- Instruction: Copy each line in which the string "with" occurs.

[Data records]

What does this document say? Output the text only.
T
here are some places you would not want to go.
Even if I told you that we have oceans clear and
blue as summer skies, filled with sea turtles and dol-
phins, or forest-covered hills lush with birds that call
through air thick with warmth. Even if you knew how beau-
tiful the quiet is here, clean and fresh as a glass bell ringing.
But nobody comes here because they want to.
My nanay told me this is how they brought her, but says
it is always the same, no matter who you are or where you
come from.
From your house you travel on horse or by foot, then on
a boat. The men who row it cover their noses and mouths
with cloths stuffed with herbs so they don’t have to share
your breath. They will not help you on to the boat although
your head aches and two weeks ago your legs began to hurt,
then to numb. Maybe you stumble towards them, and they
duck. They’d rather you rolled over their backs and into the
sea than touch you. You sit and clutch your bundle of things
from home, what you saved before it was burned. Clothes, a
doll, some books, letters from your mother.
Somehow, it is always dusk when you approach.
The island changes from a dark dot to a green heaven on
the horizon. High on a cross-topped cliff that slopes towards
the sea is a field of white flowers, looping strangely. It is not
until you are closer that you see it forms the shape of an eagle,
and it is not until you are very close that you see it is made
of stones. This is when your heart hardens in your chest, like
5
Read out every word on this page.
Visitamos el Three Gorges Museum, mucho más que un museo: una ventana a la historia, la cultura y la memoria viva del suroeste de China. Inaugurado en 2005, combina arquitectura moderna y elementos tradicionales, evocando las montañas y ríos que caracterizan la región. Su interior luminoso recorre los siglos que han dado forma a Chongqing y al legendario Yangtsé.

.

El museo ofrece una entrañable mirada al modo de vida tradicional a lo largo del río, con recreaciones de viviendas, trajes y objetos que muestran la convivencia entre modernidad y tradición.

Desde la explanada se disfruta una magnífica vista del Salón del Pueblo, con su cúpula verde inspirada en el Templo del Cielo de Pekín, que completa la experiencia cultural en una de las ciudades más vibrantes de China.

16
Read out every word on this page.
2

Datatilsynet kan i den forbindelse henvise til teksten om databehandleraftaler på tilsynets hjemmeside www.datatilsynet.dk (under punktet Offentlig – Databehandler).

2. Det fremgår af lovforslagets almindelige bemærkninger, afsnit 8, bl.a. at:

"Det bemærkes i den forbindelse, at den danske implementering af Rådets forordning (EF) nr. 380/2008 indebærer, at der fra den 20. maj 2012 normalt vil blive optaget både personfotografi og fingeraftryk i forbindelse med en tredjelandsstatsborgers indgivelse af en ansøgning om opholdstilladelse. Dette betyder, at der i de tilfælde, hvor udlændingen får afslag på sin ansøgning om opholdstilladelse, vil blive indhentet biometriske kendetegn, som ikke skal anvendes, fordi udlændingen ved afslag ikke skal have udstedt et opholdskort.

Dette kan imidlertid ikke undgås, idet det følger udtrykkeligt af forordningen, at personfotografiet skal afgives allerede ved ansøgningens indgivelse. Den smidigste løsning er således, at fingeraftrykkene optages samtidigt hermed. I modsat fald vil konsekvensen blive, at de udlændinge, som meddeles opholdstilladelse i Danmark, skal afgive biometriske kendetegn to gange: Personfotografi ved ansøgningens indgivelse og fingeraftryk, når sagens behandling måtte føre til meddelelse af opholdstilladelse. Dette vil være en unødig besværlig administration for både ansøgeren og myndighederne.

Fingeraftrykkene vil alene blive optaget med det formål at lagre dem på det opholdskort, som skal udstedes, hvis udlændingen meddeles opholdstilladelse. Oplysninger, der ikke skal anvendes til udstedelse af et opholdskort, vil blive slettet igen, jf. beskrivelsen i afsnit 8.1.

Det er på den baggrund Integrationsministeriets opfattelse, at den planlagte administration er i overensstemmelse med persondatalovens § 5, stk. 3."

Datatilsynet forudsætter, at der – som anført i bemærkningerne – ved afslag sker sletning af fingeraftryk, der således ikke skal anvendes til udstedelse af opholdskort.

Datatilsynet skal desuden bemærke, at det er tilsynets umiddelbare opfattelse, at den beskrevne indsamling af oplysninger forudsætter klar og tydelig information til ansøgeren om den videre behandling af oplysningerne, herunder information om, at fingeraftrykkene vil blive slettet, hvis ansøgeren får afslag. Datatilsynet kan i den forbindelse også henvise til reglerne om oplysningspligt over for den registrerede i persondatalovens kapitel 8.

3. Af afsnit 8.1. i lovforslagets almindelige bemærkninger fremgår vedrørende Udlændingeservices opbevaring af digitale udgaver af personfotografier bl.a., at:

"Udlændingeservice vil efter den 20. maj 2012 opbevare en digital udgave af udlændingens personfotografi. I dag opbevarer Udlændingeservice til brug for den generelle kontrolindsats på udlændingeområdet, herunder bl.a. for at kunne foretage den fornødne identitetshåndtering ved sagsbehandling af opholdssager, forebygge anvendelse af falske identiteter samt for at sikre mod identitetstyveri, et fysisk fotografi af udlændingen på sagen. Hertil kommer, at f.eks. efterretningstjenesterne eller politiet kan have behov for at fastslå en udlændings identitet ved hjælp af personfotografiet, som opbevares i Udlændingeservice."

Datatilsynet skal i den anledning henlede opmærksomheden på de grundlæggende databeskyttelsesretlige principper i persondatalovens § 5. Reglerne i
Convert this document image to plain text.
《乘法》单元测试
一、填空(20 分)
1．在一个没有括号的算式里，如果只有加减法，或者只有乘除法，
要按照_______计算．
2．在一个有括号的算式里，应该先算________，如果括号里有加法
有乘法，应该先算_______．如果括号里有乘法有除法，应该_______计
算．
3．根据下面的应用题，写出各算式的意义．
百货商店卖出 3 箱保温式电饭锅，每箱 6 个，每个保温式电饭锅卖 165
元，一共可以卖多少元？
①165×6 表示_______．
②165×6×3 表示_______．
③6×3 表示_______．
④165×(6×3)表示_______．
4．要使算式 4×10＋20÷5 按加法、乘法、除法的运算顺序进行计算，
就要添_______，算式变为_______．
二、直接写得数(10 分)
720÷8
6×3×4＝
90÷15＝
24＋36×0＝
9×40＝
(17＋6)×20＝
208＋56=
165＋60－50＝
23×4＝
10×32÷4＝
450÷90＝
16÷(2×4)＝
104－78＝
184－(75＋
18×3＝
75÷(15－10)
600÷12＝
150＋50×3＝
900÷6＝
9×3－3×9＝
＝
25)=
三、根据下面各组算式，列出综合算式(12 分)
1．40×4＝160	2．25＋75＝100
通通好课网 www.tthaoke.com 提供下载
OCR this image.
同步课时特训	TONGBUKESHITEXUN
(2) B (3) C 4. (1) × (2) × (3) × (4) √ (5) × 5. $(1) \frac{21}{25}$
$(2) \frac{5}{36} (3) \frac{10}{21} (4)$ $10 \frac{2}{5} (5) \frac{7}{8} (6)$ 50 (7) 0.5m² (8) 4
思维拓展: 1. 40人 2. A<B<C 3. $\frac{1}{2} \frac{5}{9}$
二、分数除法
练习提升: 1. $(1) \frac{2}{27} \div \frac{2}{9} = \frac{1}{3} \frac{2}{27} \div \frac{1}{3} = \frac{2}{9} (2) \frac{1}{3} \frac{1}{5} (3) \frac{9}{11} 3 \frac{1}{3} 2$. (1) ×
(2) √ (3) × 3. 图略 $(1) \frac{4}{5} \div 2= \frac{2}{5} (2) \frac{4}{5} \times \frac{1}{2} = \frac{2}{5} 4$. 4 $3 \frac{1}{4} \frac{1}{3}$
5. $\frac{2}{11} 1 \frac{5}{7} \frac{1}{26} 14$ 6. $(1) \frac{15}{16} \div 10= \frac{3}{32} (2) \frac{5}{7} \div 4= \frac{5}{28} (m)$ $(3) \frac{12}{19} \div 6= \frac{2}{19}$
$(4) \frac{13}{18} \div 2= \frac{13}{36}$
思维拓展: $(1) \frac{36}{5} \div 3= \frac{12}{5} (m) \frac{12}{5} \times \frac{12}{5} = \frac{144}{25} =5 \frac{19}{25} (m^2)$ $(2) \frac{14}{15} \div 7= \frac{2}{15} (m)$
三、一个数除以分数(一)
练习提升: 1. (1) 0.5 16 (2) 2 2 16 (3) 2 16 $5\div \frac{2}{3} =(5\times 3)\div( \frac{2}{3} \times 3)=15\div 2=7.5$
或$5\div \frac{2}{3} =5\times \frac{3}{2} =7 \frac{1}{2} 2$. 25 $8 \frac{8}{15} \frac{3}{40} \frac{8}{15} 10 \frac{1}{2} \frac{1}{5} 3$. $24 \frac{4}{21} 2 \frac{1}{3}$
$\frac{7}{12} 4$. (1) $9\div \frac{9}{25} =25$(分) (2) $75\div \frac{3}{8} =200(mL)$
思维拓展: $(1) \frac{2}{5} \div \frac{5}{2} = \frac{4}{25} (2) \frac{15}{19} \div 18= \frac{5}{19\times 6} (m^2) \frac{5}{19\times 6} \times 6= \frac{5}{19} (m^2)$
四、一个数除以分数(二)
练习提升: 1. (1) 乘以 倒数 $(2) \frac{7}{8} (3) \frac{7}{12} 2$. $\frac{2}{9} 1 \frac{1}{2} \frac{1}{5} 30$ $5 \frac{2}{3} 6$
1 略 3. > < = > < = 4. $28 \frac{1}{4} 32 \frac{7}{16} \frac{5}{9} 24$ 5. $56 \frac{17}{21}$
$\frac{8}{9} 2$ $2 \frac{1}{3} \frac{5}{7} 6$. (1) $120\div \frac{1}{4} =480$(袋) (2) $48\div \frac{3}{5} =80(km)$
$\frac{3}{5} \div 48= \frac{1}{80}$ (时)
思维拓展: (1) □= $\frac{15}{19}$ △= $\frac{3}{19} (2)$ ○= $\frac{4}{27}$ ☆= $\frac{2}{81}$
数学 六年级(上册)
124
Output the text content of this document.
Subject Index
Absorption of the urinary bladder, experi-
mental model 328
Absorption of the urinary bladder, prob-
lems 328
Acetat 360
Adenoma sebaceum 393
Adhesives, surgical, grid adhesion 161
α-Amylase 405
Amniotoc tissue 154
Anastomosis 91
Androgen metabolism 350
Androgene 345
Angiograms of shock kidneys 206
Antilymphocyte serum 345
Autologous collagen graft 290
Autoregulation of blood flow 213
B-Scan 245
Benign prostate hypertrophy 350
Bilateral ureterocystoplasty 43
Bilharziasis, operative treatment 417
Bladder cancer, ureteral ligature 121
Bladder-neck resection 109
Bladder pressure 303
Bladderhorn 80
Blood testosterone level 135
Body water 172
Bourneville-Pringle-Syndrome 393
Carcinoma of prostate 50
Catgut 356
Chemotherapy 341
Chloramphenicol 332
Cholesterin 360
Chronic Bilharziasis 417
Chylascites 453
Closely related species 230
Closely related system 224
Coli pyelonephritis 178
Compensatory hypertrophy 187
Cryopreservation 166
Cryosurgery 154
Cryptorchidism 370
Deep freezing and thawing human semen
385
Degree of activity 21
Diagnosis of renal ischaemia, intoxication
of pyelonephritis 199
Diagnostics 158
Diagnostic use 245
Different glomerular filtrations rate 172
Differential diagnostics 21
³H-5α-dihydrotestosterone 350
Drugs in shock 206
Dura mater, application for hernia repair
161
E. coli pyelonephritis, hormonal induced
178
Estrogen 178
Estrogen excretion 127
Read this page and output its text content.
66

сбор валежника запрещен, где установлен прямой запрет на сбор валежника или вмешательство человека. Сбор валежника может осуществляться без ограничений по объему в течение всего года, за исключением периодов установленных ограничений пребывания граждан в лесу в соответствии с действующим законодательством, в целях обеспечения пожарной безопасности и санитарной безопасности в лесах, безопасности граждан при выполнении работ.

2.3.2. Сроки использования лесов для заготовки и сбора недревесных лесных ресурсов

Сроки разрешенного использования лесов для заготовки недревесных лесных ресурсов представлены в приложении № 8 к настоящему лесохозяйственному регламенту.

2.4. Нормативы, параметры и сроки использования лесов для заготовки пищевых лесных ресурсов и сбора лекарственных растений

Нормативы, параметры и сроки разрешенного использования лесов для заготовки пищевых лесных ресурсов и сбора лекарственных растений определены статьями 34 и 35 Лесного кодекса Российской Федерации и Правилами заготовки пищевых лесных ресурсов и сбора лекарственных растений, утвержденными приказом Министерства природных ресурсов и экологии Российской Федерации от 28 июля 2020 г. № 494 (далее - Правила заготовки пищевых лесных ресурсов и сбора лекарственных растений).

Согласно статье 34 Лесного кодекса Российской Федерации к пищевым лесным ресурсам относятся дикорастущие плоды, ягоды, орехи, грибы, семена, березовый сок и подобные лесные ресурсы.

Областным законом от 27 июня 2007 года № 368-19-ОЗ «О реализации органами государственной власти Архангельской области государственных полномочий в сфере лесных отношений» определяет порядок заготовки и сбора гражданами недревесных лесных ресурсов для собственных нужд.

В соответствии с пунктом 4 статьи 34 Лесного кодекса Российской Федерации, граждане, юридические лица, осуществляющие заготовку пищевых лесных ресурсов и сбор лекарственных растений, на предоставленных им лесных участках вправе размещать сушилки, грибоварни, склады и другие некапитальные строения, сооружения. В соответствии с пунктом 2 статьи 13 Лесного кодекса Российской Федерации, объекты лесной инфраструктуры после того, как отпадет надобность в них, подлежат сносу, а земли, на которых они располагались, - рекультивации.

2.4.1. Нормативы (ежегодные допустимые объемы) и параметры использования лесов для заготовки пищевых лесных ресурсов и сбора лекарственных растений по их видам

- Correct output:
blue as summer skies, filled with sea turtles and dol-
phins, or forest-covered hills lush with birds that call
through air thick with warmth. Even if you knew how beau-
with cloths stuffed with herbs so they don’t have to share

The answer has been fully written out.